__PROMPT__. Exact repetition is required: output every record in full.

__RECORDS SHOWN__.
────────────────
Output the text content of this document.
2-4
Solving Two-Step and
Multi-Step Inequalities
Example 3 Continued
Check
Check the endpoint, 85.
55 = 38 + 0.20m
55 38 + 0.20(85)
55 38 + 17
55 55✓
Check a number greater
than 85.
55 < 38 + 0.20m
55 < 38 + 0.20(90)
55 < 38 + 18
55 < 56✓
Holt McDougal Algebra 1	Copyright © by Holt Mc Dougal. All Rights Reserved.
────────────────
__WRITTEN SOLUTION__.
Output the text content of this document.
2-4
Solving Two-Step and
Multi-Step Inequalities
Example 3 Continued
Check
Check the endpoint, 85.
55 = 38 + 0.20m
55 38 + 0.20(85)
55 38 + 17
55 55✓
Check a number greater
than 85.
55 < 38 + 0.20m
55 < 38 + 0.20(90)
55 < 38 + 18
55 < 56✓
Holt McDougal Algebra 1	Copyright © by Holt Mc Dougal. All Rights Reserved.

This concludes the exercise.